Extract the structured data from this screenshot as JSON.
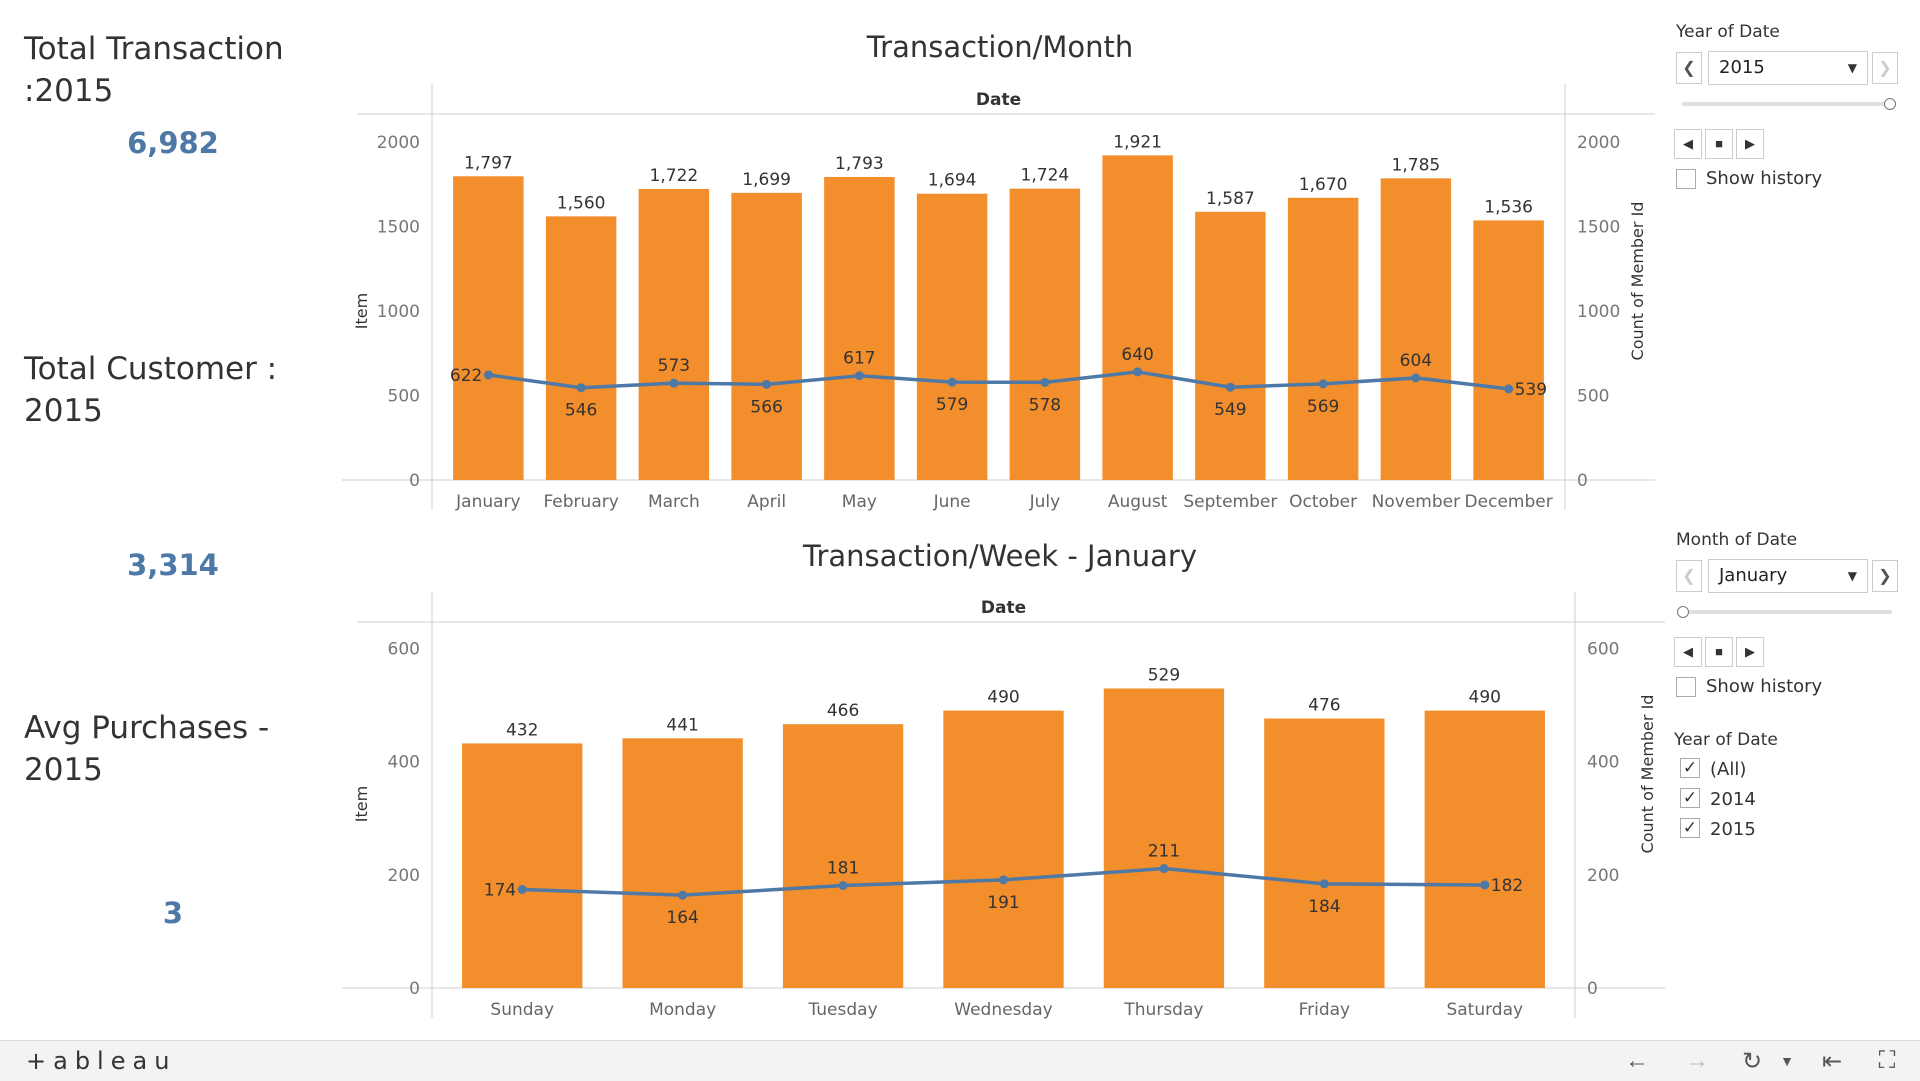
{
  "kpis": {
    "transaction_title": "Total Transaction\n:2015",
    "transaction_value": "6,982",
    "customer_title": "Total Customer :\n2015",
    "customer_value": "3,314",
    "avg_title": "Avg Purchases -\n2015",
    "avg_value": "3"
  },
  "filters": {
    "year_label": "Year of Date",
    "year_value": "2015",
    "month_label": "Month of Date",
    "month_value": "January",
    "show_history": "Show history",
    "year_list_label": "Year of Date",
    "year_options": [
      "(All)",
      "2014",
      "2015"
    ]
  },
  "colors": {
    "bar": "#f28e2b",
    "line": "#4e79a7",
    "kpi": "#4e79a7"
  },
  "footer": {
    "logo_text": "+ableau"
  },
  "chart_data": [
    {
      "type": "bar",
      "title": "Transaction/Month",
      "header": "Date",
      "ylabel": "Item",
      "y2label": "Count of Member Id",
      "ylim": [
        0,
        2000
      ],
      "yticks": [
        0,
        500,
        1000,
        1500,
        2000
      ],
      "categories": [
        "January",
        "February",
        "March",
        "April",
        "May",
        "June",
        "July",
        "August",
        "September",
        "October",
        "November",
        "December"
      ],
      "bar_values": [
        1797,
        1560,
        1722,
        1699,
        1793,
        1694,
        1724,
        1921,
        1587,
        1670,
        1785,
        1536
      ],
      "bar_labels": [
        "1,797",
        "1,560",
        "1,722",
        "1,699",
        "1,793",
        "1,694",
        "1,724",
        "1,921",
        "1,587",
        "1,670",
        "1,785",
        "1,536"
      ],
      "line_values": [
        622,
        546,
        573,
        566,
        617,
        579,
        578,
        640,
        549,
        569,
        604,
        539
      ],
      "line_labels": [
        "622",
        "546",
        "573",
        "566",
        "617",
        "579",
        "578",
        "640",
        "549",
        "569",
        "604",
        "539"
      ],
      "line_label_pos": [
        "left",
        "below",
        "above",
        "below",
        "above",
        "below",
        "below",
        "above",
        "below",
        "below",
        "above",
        "right"
      ]
    },
    {
      "type": "bar",
      "title": "Transaction/Week - January",
      "header": "Date",
      "ylabel": "Item",
      "y2label": "Count of Member Id",
      "ylim": [
        0,
        650
      ],
      "yticks": [
        0,
        200,
        400,
        600
      ],
      "categories": [
        "Sunday",
        "Monday",
        "Tuesday",
        "Wednesday",
        "Thursday",
        "Friday",
        "Saturday"
      ],
      "bar_values": [
        432,
        441,
        466,
        490,
        529,
        476,
        490
      ],
      "bar_labels": [
        "432",
        "441",
        "466",
        "490",
        "529",
        "476",
        "490"
      ],
      "line_values": [
        174,
        164,
        181,
        191,
        211,
        184,
        182
      ],
      "line_labels": [
        "174",
        "164",
        "181",
        "191",
        "211",
        "184",
        "182"
      ],
      "line_label_pos": [
        "left",
        "below",
        "above",
        "below",
        "above",
        "below",
        "right"
      ]
    }
  ]
}
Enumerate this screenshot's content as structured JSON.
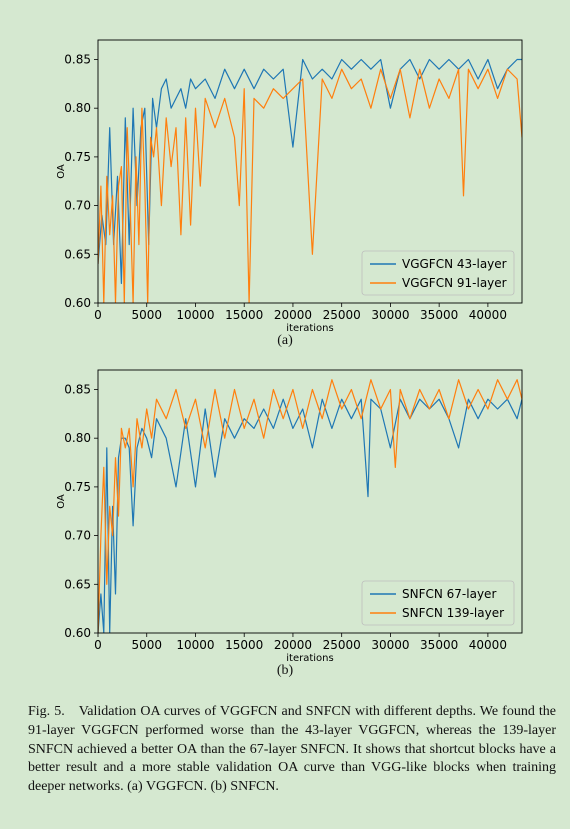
{
  "figure": {
    "label": "Fig. 5.",
    "caption": "Validation OA curves of VGGFCN and SNFCN with different depths. We found the 91-layer VGGFCN performed worse than the 43-layer VGGFCN, whereas the 139-layer SNFCN achieved a better OA than the 67-layer SNFCN. It shows that shortcut blocks have a better result and a more stable validation OA curve than VGG-like blocks when training deeper networks. (a) VGGFCN. (b) SNFCN."
  },
  "colors": {
    "series1": "#1f77b4",
    "series2": "#ff7f0e",
    "background": "#d5e8d0"
  },
  "chart_data": [
    {
      "type": "line",
      "sublabel": "(a)",
      "xlabel": "iterations",
      "ylabel": "OA",
      "xlim": [
        0,
        43500
      ],
      "ylim": [
        0.6,
        0.87
      ],
      "xticks": [
        0,
        5000,
        10000,
        15000,
        20000,
        25000,
        30000,
        35000,
        40000
      ],
      "yticks": [
        0.6,
        0.65,
        0.7,
        0.75,
        0.8,
        0.85
      ],
      "legend": "lower-right",
      "grid": false,
      "series": [
        {
          "name": "VGGFCN 43-layer",
          "x": [
            0,
            400,
            800,
            1200,
            1600,
            2000,
            2400,
            2800,
            3200,
            3600,
            4000,
            4400,
            4800,
            5200,
            5600,
            6000,
            6500,
            7000,
            7500,
            8000,
            8500,
            9000,
            9500,
            10000,
            11000,
            12000,
            13000,
            14000,
            15000,
            16000,
            17000,
            18000,
            19000,
            20000,
            21000,
            22000,
            23000,
            24000,
            25000,
            26000,
            27000,
            28000,
            29000,
            30000,
            31000,
            32000,
            33000,
            34000,
            35000,
            36000,
            37000,
            38000,
            39000,
            40000,
            41000,
            42000,
            43000,
            43500
          ],
          "y": [
            0.64,
            0.69,
            0.66,
            0.78,
            0.66,
            0.73,
            0.62,
            0.79,
            0.66,
            0.8,
            0.7,
            0.78,
            0.8,
            0.66,
            0.81,
            0.78,
            0.82,
            0.83,
            0.8,
            0.81,
            0.82,
            0.8,
            0.83,
            0.82,
            0.83,
            0.81,
            0.84,
            0.82,
            0.84,
            0.82,
            0.84,
            0.83,
            0.84,
            0.76,
            0.85,
            0.83,
            0.84,
            0.83,
            0.85,
            0.84,
            0.85,
            0.84,
            0.85,
            0.8,
            0.84,
            0.85,
            0.83,
            0.85,
            0.84,
            0.85,
            0.84,
            0.85,
            0.83,
            0.85,
            0.82,
            0.84,
            0.85,
            0.85
          ]
        },
        {
          "name": "VGGFCN 91-layer",
          "x": [
            0,
            300,
            600,
            900,
            1200,
            1500,
            1800,
            2100,
            2400,
            2700,
            3000,
            3300,
            3600,
            3900,
            4200,
            4500,
            4800,
            5100,
            5400,
            5700,
            6000,
            6500,
            7000,
            7500,
            8000,
            8500,
            9000,
            9500,
            10000,
            10500,
            11000,
            12000,
            13000,
            14000,
            14500,
            15000,
            15500,
            16000,
            17000,
            18000,
            19000,
            20000,
            21000,
            22000,
            23000,
            24000,
            25000,
            26000,
            27000,
            28000,
            29000,
            30000,
            31000,
            32000,
            33000,
            34000,
            35000,
            36000,
            37000,
            37500,
            38000,
            39000,
            40000,
            41000,
            42000,
            43000,
            43500
          ],
          "y": [
            0.64,
            0.72,
            0.6,
            0.73,
            0.67,
            0.71,
            0.6,
            0.72,
            0.74,
            0.6,
            0.78,
            0.7,
            0.6,
            0.75,
            0.66,
            0.8,
            0.72,
            0.6,
            0.77,
            0.75,
            0.78,
            0.7,
            0.79,
            0.74,
            0.78,
            0.67,
            0.79,
            0.68,
            0.8,
            0.72,
            0.81,
            0.78,
            0.81,
            0.77,
            0.7,
            0.82,
            0.6,
            0.81,
            0.8,
            0.82,
            0.81,
            0.82,
            0.83,
            0.65,
            0.83,
            0.81,
            0.84,
            0.82,
            0.83,
            0.8,
            0.84,
            0.81,
            0.84,
            0.79,
            0.84,
            0.8,
            0.83,
            0.81,
            0.84,
            0.71,
            0.84,
            0.82,
            0.84,
            0.81,
            0.84,
            0.83,
            0.77
          ]
        }
      ]
    },
    {
      "type": "line",
      "sublabel": "(b)",
      "xlabel": "iterations",
      "ylabel": "OA",
      "xlim": [
        0,
        43500
      ],
      "ylim": [
        0.6,
        0.87
      ],
      "xticks": [
        0,
        5000,
        10000,
        15000,
        20000,
        25000,
        30000,
        35000,
        40000
      ],
      "yticks": [
        0.6,
        0.65,
        0.7,
        0.75,
        0.8,
        0.85
      ],
      "legend": "lower-right",
      "grid": false,
      "series": [
        {
          "name": "SNFCN 67-layer",
          "x": [
            0,
            300,
            600,
            900,
            1200,
            1500,
            1800,
            2100,
            2400,
            2800,
            3200,
            3600,
            4000,
            4500,
            5000,
            5500,
            6000,
            7000,
            8000,
            9000,
            10000,
            11000,
            12000,
            13000,
            14000,
            15000,
            16000,
            17000,
            18000,
            19000,
            20000,
            21000,
            22000,
            23000,
            24000,
            25000,
            26000,
            27000,
            27700,
            28000,
            29000,
            30000,
            31000,
            32000,
            33000,
            34000,
            35000,
            36000,
            37000,
            38000,
            39000,
            40000,
            41000,
            42000,
            43000,
            43500
          ],
          "y": [
            0.6,
            0.64,
            0.6,
            0.79,
            0.6,
            0.73,
            0.64,
            0.78,
            0.8,
            0.8,
            0.79,
            0.71,
            0.79,
            0.81,
            0.8,
            0.78,
            0.82,
            0.8,
            0.75,
            0.82,
            0.75,
            0.83,
            0.76,
            0.82,
            0.8,
            0.82,
            0.81,
            0.83,
            0.81,
            0.84,
            0.81,
            0.83,
            0.79,
            0.84,
            0.81,
            0.84,
            0.82,
            0.84,
            0.74,
            0.84,
            0.83,
            0.79,
            0.84,
            0.82,
            0.84,
            0.83,
            0.84,
            0.82,
            0.79,
            0.84,
            0.82,
            0.84,
            0.83,
            0.84,
            0.82,
            0.84
          ]
        },
        {
          "name": "SNFCN 139-layer",
          "x": [
            0,
            300,
            600,
            900,
            1200,
            1500,
            1800,
            2100,
            2400,
            2800,
            3200,
            3600,
            4000,
            4500,
            5000,
            5500,
            6000,
            7000,
            8000,
            9000,
            10000,
            11000,
            12000,
            13000,
            14000,
            15000,
            16000,
            17000,
            18000,
            19000,
            20000,
            21000,
            22000,
            23000,
            24000,
            25000,
            26000,
            27000,
            28000,
            29000,
            30000,
            30500,
            31000,
            32000,
            33000,
            34000,
            35000,
            36000,
            37000,
            38000,
            39000,
            40000,
            41000,
            42000,
            43000,
            43500
          ],
          "y": [
            0.6,
            0.7,
            0.77,
            0.65,
            0.73,
            0.7,
            0.78,
            0.72,
            0.81,
            0.79,
            0.81,
            0.75,
            0.82,
            0.79,
            0.83,
            0.8,
            0.84,
            0.82,
            0.85,
            0.81,
            0.84,
            0.79,
            0.85,
            0.8,
            0.85,
            0.81,
            0.84,
            0.8,
            0.85,
            0.82,
            0.85,
            0.81,
            0.85,
            0.82,
            0.86,
            0.83,
            0.85,
            0.82,
            0.86,
            0.83,
            0.85,
            0.77,
            0.85,
            0.82,
            0.85,
            0.83,
            0.85,
            0.82,
            0.86,
            0.83,
            0.85,
            0.83,
            0.86,
            0.84,
            0.86,
            0.84
          ]
        }
      ]
    }
  ]
}
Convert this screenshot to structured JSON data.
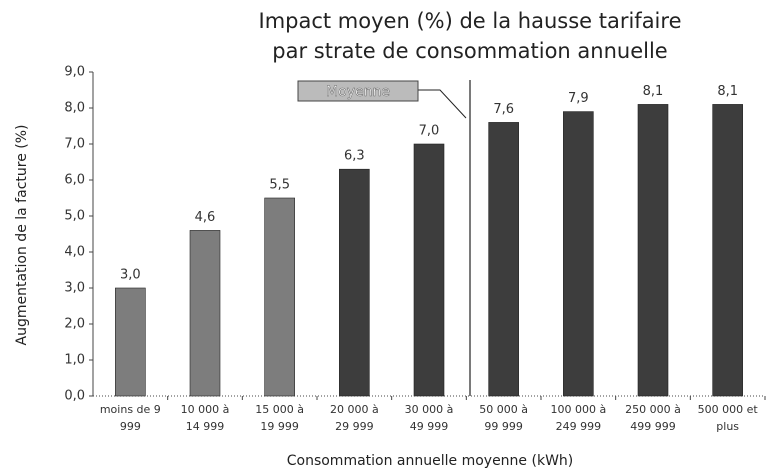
{
  "chart_data": {
    "type": "bar",
    "title": [
      "Impact moyen (%) de la hausse tarifaire",
      "par strate de consommation annuelle"
    ],
    "x_label": "Consommation annuelle moyenne (kWh)",
    "y_label": "Augmentation de la facture  (%)",
    "annotation": "Moyenne",
    "categories": [
      [
        "moins de 9",
        "999"
      ],
      [
        "10 000 à",
        "14 999"
      ],
      [
        "15 000 à",
        "19 999"
      ],
      [
        "20 000 à",
        "29 999"
      ],
      [
        "30 000 à",
        "49 999"
      ],
      [
        "50 000 à",
        "99 999"
      ],
      [
        "100 000 à",
        "249 999"
      ],
      [
        "250 000 à",
        "499 999"
      ],
      [
        "500 000 et",
        "plus"
      ]
    ],
    "values": [
      3.0,
      4.6,
      5.5,
      6.3,
      7.0,
      7.6,
      7.9,
      8.1,
      8.1
    ],
    "value_labels": [
      "3,0",
      "4,6",
      "5,5",
      "6,3",
      "7,0",
      "7,6",
      "7,9",
      "8,1",
      "8,1"
    ],
    "colors": [
      "#7d7d7d",
      "#7d7d7d",
      "#7d7d7d",
      "#3d3d3d",
      "#3d3d3d",
      "#3d3d3d",
      "#3d3d3d",
      "#3d3d3d",
      "#3d3d3d"
    ],
    "ylim": [
      0,
      9
    ],
    "yticks": [
      {
        "value": 0,
        "label": "0,0"
      },
      {
        "value": 1,
        "label": "1,0"
      },
      {
        "value": 2,
        "label": "2,0"
      },
      {
        "value": 3,
        "label": "3,0"
      },
      {
        "value": 4,
        "label": "4,0"
      },
      {
        "value": 5,
        "label": "5,0"
      },
      {
        "value": 6,
        "label": "6,0"
      },
      {
        "value": 7,
        "label": "7,0"
      },
      {
        "value": 8,
        "label": "8,0"
      },
      {
        "value": 9,
        "label": "9,0"
      }
    ],
    "grid": false
  }
}
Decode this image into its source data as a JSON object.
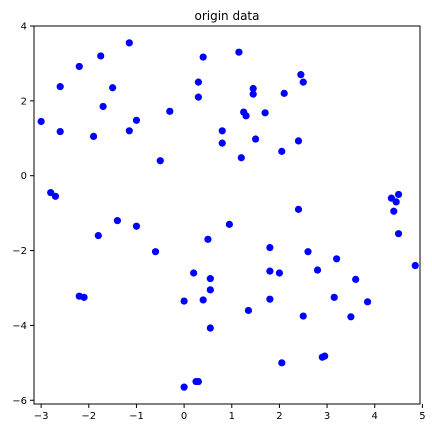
{
  "chart_data": {
    "type": "scatter",
    "title": "origin data",
    "xlabel": "",
    "ylabel": "",
    "xlim": [
      -3.15,
      4.95
    ],
    "ylim": [
      -6.1,
      4.0
    ],
    "grid": false,
    "legend": false,
    "x_ticks": [
      -3,
      -2,
      -1,
      0,
      1,
      2,
      3,
      4,
      5
    ],
    "x_tick_labels": [
      "−3",
      "−2",
      "−1",
      "0",
      "1",
      "2",
      "3",
      "4",
      "5"
    ],
    "y_ticks": [
      4,
      2,
      0,
      -2,
      -4,
      -6
    ],
    "y_tick_labels": [
      "4",
      "2",
      "0",
      "−2",
      "−4",
      "−6"
    ],
    "marker_color": "#0000ff",
    "series": [
      {
        "points": [
          [
            -3.0,
            1.45
          ],
          [
            -2.6,
            2.38
          ],
          [
            -2.6,
            1.18
          ],
          [
            -2.2,
            2.92
          ],
          [
            -1.75,
            3.2
          ],
          [
            -1.5,
            2.35
          ],
          [
            -1.7,
            1.85
          ],
          [
            -1.9,
            1.05
          ],
          [
            -1.15,
            3.55
          ],
          [
            -1.0,
            1.48
          ],
          [
            -1.15,
            1.2
          ],
          [
            -0.3,
            1.72
          ],
          [
            -0.5,
            0.4
          ],
          [
            0.3,
            2.5
          ],
          [
            0.3,
            2.1
          ],
          [
            0.4,
            3.17
          ],
          [
            1.15,
            3.3
          ],
          [
            1.45,
            2.33
          ],
          [
            1.45,
            2.18
          ],
          [
            1.25,
            1.7
          ],
          [
            1.3,
            1.6
          ],
          [
            1.7,
            1.68
          ],
          [
            0.8,
            1.2
          ],
          [
            0.8,
            0.87
          ],
          [
            1.5,
            0.98
          ],
          [
            1.2,
            0.48
          ],
          [
            2.1,
            2.2
          ],
          [
            2.45,
            2.7
          ],
          [
            2.5,
            2.5
          ],
          [
            2.4,
            0.93
          ],
          [
            2.05,
            0.65
          ],
          [
            -2.8,
            -0.45
          ],
          [
            -2.7,
            -0.55
          ],
          [
            -1.4,
            -1.2
          ],
          [
            -1.8,
            -1.6
          ],
          [
            -1.0,
            -1.35
          ],
          [
            -2.2,
            -3.22
          ],
          [
            -2.1,
            -3.25
          ],
          [
            -0.6,
            -2.03
          ],
          [
            0.95,
            -1.3
          ],
          [
            0.5,
            -1.7
          ],
          [
            0.2,
            -2.6
          ],
          [
            0.55,
            -2.75
          ],
          [
            0.55,
            -3.05
          ],
          [
            0.4,
            -3.32
          ],
          [
            0.0,
            -3.35
          ],
          [
            0.55,
            -4.07
          ],
          [
            1.35,
            -3.6
          ],
          [
            1.8,
            -1.92
          ],
          [
            1.8,
            -2.55
          ],
          [
            2.0,
            -2.6
          ],
          [
            1.8,
            -3.3
          ],
          [
            2.4,
            -0.9
          ],
          [
            2.6,
            -2.03
          ],
          [
            2.8,
            -2.52
          ],
          [
            3.2,
            -2.22
          ],
          [
            3.6,
            -2.77
          ],
          [
            3.15,
            -3.25
          ],
          [
            3.85,
            -3.37
          ],
          [
            3.5,
            -3.77
          ],
          [
            2.5,
            -3.75
          ],
          [
            2.05,
            -5.0
          ],
          [
            2.9,
            -4.85
          ],
          [
            2.95,
            -4.82
          ],
          [
            0.25,
            -5.5
          ],
          [
            0.3,
            -5.5
          ],
          [
            0.0,
            -5.65
          ],
          [
            4.35,
            -0.6
          ],
          [
            4.5,
            -0.5
          ],
          [
            4.45,
            -0.7
          ],
          [
            4.4,
            -0.95
          ],
          [
            4.5,
            -1.55
          ],
          [
            4.85,
            -2.4
          ]
        ]
      }
    ]
  }
}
════
Task brief: Filter the records above and return every line that holds the word "layer".

Result of this task:
    "caption": "Validation OA curves of VGGFCN and SNFCN with different depths. We found the 91-layer VGGFCN performed worse than the 43-layer VGGFCN, whereas the 139-layer SNFCN achieved a better OA than the 67-layer SNFCN. It shows that shortcut blocks have a better result and a more stable validation OA curve than VGG-like blocks when training deeper networks. (a) VGGFCN. (b) SNFCN."
          "name": "VGGFCN 43-layer",
          "name": "VGGFCN 91-layer",
          "name": "SNFCN 67-layer",
          "name": "SNFCN 139-layer",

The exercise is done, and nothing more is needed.